AIM: Hunt for the word "akan" across the entries below, copying each line that holds it.

*** PROVIDED DATA ***

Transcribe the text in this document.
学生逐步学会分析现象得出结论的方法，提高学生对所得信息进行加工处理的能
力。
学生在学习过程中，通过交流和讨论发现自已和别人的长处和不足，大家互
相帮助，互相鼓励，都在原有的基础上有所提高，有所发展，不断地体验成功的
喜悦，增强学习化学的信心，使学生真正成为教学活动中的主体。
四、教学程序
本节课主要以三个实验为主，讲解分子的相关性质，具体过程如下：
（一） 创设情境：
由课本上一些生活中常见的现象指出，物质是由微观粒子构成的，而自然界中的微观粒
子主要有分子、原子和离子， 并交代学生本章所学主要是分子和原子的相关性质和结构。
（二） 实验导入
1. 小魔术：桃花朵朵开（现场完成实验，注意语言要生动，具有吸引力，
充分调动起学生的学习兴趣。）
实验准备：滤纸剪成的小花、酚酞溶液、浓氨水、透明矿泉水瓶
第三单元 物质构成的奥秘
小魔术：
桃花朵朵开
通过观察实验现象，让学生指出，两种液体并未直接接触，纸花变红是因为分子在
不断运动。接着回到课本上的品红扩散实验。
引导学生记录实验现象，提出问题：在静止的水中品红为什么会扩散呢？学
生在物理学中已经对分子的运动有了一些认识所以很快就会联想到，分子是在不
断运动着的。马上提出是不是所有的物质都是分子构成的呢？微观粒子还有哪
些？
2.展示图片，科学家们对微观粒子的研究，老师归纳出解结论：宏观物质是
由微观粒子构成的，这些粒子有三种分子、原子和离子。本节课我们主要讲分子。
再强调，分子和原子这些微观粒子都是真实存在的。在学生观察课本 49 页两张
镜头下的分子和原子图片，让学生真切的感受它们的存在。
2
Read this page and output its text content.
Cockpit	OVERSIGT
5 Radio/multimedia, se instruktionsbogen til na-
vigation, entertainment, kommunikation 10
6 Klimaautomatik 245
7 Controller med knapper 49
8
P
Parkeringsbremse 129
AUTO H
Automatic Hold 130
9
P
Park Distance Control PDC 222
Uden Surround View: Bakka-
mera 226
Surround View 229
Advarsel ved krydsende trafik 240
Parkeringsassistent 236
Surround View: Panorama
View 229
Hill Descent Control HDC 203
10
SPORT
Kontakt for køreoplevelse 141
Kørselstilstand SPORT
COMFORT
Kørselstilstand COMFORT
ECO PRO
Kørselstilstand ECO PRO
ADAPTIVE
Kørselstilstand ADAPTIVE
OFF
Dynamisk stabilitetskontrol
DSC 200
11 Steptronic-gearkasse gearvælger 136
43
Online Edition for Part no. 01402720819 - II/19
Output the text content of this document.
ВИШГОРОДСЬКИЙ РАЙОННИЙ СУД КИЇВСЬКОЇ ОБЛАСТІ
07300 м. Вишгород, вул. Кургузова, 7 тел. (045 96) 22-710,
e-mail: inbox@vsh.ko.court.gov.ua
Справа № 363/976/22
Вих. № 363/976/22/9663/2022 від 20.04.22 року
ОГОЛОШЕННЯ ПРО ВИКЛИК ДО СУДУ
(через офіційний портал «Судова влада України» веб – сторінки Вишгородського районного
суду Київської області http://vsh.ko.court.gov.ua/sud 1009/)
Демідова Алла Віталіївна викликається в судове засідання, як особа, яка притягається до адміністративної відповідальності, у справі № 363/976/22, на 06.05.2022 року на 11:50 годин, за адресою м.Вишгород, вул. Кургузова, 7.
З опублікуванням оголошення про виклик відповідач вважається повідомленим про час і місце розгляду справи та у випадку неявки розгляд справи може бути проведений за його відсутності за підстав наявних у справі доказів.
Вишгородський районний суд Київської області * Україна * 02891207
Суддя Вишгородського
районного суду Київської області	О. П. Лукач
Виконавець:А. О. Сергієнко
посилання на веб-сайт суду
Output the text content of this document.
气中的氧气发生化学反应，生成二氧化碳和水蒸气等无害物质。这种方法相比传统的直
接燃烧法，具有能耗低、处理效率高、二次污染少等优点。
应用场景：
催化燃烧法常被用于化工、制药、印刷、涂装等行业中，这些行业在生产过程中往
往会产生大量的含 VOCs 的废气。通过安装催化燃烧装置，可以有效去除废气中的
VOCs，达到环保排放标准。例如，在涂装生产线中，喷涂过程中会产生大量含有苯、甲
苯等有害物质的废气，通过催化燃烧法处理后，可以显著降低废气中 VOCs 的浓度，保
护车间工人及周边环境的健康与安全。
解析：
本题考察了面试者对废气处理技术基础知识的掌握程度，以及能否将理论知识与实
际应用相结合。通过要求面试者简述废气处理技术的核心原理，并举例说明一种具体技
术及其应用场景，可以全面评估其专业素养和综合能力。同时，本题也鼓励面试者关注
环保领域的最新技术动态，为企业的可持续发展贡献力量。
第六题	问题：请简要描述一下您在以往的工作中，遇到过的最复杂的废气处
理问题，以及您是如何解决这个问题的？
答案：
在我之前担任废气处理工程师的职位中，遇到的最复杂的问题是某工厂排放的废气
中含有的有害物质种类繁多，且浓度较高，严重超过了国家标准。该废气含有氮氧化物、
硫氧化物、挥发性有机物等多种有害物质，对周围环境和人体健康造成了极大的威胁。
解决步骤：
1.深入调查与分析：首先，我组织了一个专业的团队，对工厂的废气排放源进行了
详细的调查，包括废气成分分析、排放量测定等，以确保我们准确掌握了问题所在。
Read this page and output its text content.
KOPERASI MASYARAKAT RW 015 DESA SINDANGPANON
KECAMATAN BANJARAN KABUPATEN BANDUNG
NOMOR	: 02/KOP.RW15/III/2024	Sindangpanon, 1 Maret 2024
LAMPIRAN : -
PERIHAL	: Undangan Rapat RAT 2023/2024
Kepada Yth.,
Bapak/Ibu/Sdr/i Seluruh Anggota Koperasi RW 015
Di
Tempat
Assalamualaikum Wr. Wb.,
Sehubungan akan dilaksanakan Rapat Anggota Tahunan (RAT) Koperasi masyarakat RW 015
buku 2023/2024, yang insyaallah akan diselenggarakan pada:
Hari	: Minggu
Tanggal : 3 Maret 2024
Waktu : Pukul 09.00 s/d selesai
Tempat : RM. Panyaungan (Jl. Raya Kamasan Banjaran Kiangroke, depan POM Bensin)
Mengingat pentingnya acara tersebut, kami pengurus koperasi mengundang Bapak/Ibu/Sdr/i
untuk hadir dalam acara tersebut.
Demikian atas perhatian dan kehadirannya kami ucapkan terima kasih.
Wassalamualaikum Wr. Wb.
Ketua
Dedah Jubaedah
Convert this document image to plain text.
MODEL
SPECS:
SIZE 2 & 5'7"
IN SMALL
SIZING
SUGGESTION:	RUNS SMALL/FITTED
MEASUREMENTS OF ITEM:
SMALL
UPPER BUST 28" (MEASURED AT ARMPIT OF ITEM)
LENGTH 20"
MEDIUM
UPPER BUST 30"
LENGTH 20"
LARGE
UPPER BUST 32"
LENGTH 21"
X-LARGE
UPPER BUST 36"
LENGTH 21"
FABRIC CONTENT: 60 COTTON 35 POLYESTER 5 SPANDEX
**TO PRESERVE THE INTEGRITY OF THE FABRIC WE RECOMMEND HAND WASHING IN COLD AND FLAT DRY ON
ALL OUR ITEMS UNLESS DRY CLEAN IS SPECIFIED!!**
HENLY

***

SOLUTION BELOW:
Sehubungan akan dilaksanakan Rapat Anggota Tahunan (RAT) Koperasi masyarakat RW 015
buku 2023/2024, yang insyaallah akan diselenggarakan pada:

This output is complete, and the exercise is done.